→ **Instruction**
The records below must be copied in full; omit the images.

→ **Task data**
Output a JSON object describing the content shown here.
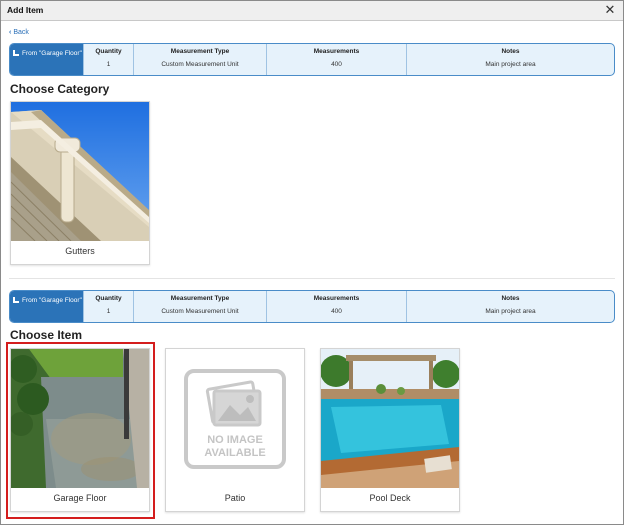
{
  "dialog": {
    "title": "Add Item",
    "close_glyph": "✕"
  },
  "nav": {
    "back_label": "Back"
  },
  "summary_bars": [
    {
      "from_label": "From \"Garage Floor\"",
      "columns": [
        {
          "header": "Quantity",
          "value": "1"
        },
        {
          "header": "Measurement Type",
          "value": "Custom Measurement Unit"
        },
        {
          "header": "Measurements",
          "value": "400"
        },
        {
          "header": "Notes",
          "value": "Main project area"
        }
      ]
    },
    {
      "from_label": "From \"Garage Floor\"",
      "columns": [
        {
          "header": "Quantity",
          "value": "1"
        },
        {
          "header": "Measurement Type",
          "value": "Custom Measurement Unit"
        },
        {
          "header": "Measurements",
          "value": "400"
        },
        {
          "header": "Notes",
          "value": "Main project area"
        }
      ]
    }
  ],
  "category_section": {
    "title": "Choose Category",
    "cards": [
      {
        "label": "Gutters",
        "image": "gutters-photo"
      }
    ]
  },
  "item_section": {
    "title": "Choose Item",
    "cards": [
      {
        "label": "Garage Floor",
        "image": "garage-floor-photo",
        "selected": true
      },
      {
        "label": "Patio",
        "image": "no-image-placeholder",
        "placeholder_line1": "NO IMAGE",
        "placeholder_line2": "AVAILABLE"
      },
      {
        "label": "Pool Deck",
        "image": "pool-deck-photo"
      }
    ]
  },
  "colors": {
    "accent": "#2b73b8",
    "summary_bg": "#e6f2fb",
    "selected_outline": "#d41d1d",
    "link": "#2a6fb8"
  }
}
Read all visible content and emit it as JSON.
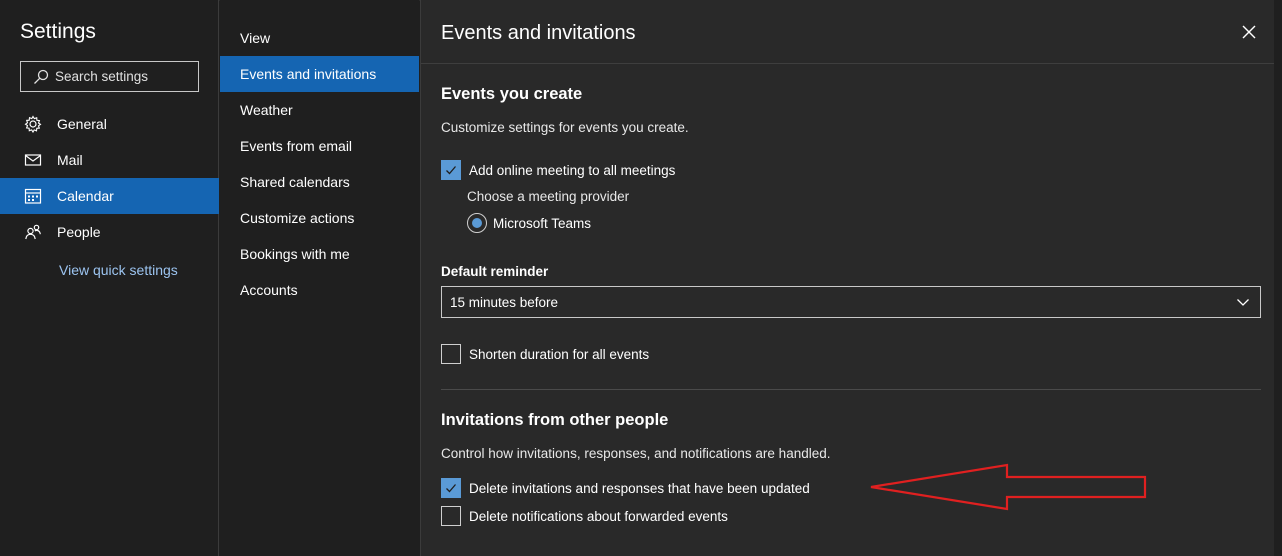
{
  "left": {
    "title": "Settings",
    "search_placeholder": "Search settings",
    "nav": [
      {
        "label": "General",
        "icon": "gear-icon"
      },
      {
        "label": "Mail",
        "icon": "mail-icon"
      },
      {
        "label": "Calendar",
        "icon": "calendar-icon",
        "active": true
      },
      {
        "label": "People",
        "icon": "people-icon"
      }
    ],
    "quick_settings": "View quick settings"
  },
  "middle": {
    "items": [
      {
        "label": "View"
      },
      {
        "label": "Events and invitations",
        "active": true
      },
      {
        "label": "Weather"
      },
      {
        "label": "Events from email"
      },
      {
        "label": "Shared calendars"
      },
      {
        "label": "Customize actions"
      },
      {
        "label": "Bookings with me"
      },
      {
        "label": "Accounts"
      }
    ]
  },
  "right": {
    "title": "Events and invitations",
    "events_you_create": {
      "heading": "Events you create",
      "description": "Customize settings for events you create.",
      "online_meeting_label": "Add online meeting to all meetings",
      "online_meeting_checked": true,
      "provider_label": "Choose a meeting provider",
      "provider_option": "Microsoft Teams",
      "reminder_label": "Default reminder",
      "reminder_value": "15 minutes before",
      "shorten_label": "Shorten duration for all events",
      "shorten_checked": false
    },
    "invitations": {
      "heading": "Invitations from other people",
      "description": "Control how invitations, responses, and notifications are handled.",
      "delete_updated_label": "Delete invitations and responses that have been updated",
      "delete_updated_checked": true,
      "delete_forwarded_label": "Delete notifications about forwarded events",
      "delete_forwarded_checked": false
    }
  },
  "colors": {
    "accent": "#1565b2",
    "checkbox_fill": "#5a9ad6",
    "link": "#9cc4f0",
    "annotation_arrow": "#e02020"
  }
}
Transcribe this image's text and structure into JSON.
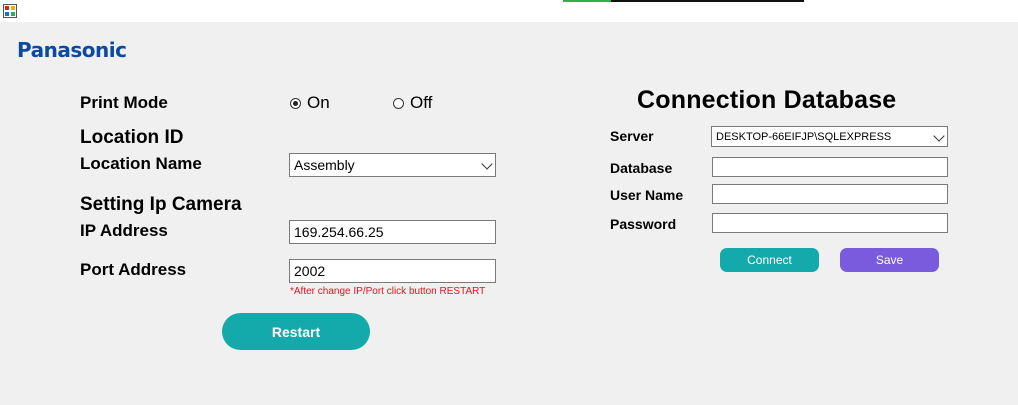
{
  "app": {
    "brand": "Panasonic",
    "icon": "app-window-icon"
  },
  "title_progress": {
    "value": 0.2
  },
  "left": {
    "print_mode": {
      "label": "Print Mode",
      "options": [
        {
          "label": "On",
          "checked": true
        },
        {
          "label": "Off",
          "checked": false
        }
      ]
    },
    "location_id_label": "Location ID",
    "location_name": {
      "label": "Location Name",
      "value": "Assembly"
    },
    "camera_section": "Setting Ip Camera",
    "ip_address": {
      "label": "IP Address",
      "value": "169.254.66.25"
    },
    "port_address": {
      "label": "Port Address",
      "value": "2002"
    },
    "note": "*After change IP/Port click button RESTART",
    "restart_label": "Restart"
  },
  "right": {
    "heading": "Connection Database",
    "server": {
      "label": "Server",
      "value": "DESKTOP-66EIFJP\\SQLEXPRESS"
    },
    "database": {
      "label": "Database",
      "value": ""
    },
    "user_name": {
      "label": "User Name",
      "value": ""
    },
    "password": {
      "label": "Password",
      "value": ""
    },
    "connect_label": "Connect",
    "save_label": "Save"
  },
  "colors": {
    "brand": "#0b4aa2",
    "teal_button": "#14a9ab",
    "purple_button": "#7a5bde",
    "warning_text": "#e4141e"
  }
}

→ **Task answer**
Output a JSON object describing the content shown here.
{
  "dialog": {
    "title": "Add Item",
    "close_glyph": "✕"
  },
  "nav": {
    "back_label": "Back"
  },
  "summary_bars": [
    {
      "from_label": "From \"Garage Floor\"",
      "columns": [
        {
          "header": "Quantity",
          "value": "1"
        },
        {
          "header": "Measurement Type",
          "value": "Custom Measurement Unit"
        },
        {
          "header": "Measurements",
          "value": "400"
        },
        {
          "header": "Notes",
          "value": "Main project area"
        }
      ]
    },
    {
      "from_label": "From \"Garage Floor\"",
      "columns": [
        {
          "header": "Quantity",
          "value": "1"
        },
        {
          "header": "Measurement Type",
          "value": "Custom Measurement Unit"
        },
        {
          "header": "Measurements",
          "value": "400"
        },
        {
          "header": "Notes",
          "value": "Main project area"
        }
      ]
    }
  ],
  "category_section": {
    "title": "Choose Category",
    "cards": [
      {
        "label": "Gutters",
        "image": "gutters-photo"
      }
    ]
  },
  "item_section": {
    "title": "Choose Item",
    "cards": [
      {
        "label": "Garage Floor",
        "image": "garage-floor-photo",
        "selected": true
      },
      {
        "label": "Patio",
        "image": "no-image-placeholder",
        "placeholder_line1": "NO IMAGE",
        "placeholder_line2": "AVAILABLE"
      },
      {
        "label": "Pool Deck",
        "image": "pool-deck-photo"
      }
    ]
  },
  "colors": {
    "accent": "#2b73b8",
    "summary_bg": "#e6f2fb",
    "selected_outline": "#d41d1d",
    "link": "#2a6fb8"
  }
}
Read all visible content and emit it as JSON.
{
  "left": {
    "title": "Settings",
    "search_placeholder": "Search settings",
    "nav": [
      {
        "label": "General",
        "icon": "gear-icon"
      },
      {
        "label": "Mail",
        "icon": "mail-icon"
      },
      {
        "label": "Calendar",
        "icon": "calendar-icon",
        "active": true
      },
      {
        "label": "People",
        "icon": "people-icon"
      }
    ],
    "quick_settings": "View quick settings"
  },
  "middle": {
    "items": [
      {
        "label": "View"
      },
      {
        "label": "Events and invitations",
        "active": true
      },
      {
        "label": "Weather"
      },
      {
        "label": "Events from email"
      },
      {
        "label": "Shared calendars"
      },
      {
        "label": "Customize actions"
      },
      {
        "label": "Bookings with me"
      },
      {
        "label": "Accounts"
      }
    ]
  },
  "right": {
    "title": "Events and invitations",
    "events_you_create": {
      "heading": "Events you create",
      "description": "Customize settings for events you create.",
      "online_meeting_label": "Add online meeting to all meetings",
      "online_meeting_checked": true,
      "provider_label": "Choose a meeting provider",
      "provider_option": "Microsoft Teams",
      "reminder_label": "Default reminder",
      "reminder_value": "15 minutes before",
      "shorten_label": "Shorten duration for all events",
      "shorten_checked": false
    },
    "invitations": {
      "heading": "Invitations from other people",
      "description": "Control how invitations, responses, and notifications are handled.",
      "delete_updated_label": "Delete invitations and responses that have been updated",
      "delete_updated_checked": true,
      "delete_forwarded_label": "Delete notifications about forwarded events",
      "delete_forwarded_checked": false
    }
  },
  "colors": {
    "accent": "#1565b2",
    "checkbox_fill": "#5a9ad6",
    "link": "#9cc4f0",
    "annotation_arrow": "#e02020"
  }
}
Transcribe this image's text and structure into JSON.
{
  "app": {
    "brand": "Panasonic",
    "icon": "app-window-icon"
  },
  "title_progress": {
    "value": 0.2
  },
  "left": {
    "print_mode": {
      "label": "Print Mode",
      "options": [
        {
          "label": "On",
          "checked": true
        },
        {
          "label": "Off",
          "checked": false
        }
      ]
    },
    "location_id_label": "Location ID",
    "location_name": {
      "label": "Location Name",
      "value": "Assembly"
    },
    "camera_section": "Setting Ip Camera",
    "ip_address": {
      "label": "IP Address",
      "value": "169.254.66.25"
    },
    "port_address": {
      "label": "Port Address",
      "value": "2002"
    },
    "note": "*After change IP/Port click button RESTART",
    "restart_label": "Restart"
  },
  "right": {
    "heading": "Connection Database",
    "server": {
      "label": "Server",
      "value": "DESKTOP-66EIFJP\\SQLEXPRESS"
    },
    "database": {
      "label": "Database",
      "value": ""
    },
    "user_name": {
      "label": "User Name",
      "value": ""
    },
    "password": {
      "label": "Password",
      "value": ""
    },
    "connect_label": "Connect",
    "save_label": "Save"
  },
  "colors": {
    "brand": "#0b4aa2",
    "teal_button": "#14a9ab",
    "purple_button": "#7a5bde",
    "warning_text": "#e4141e"
  }
}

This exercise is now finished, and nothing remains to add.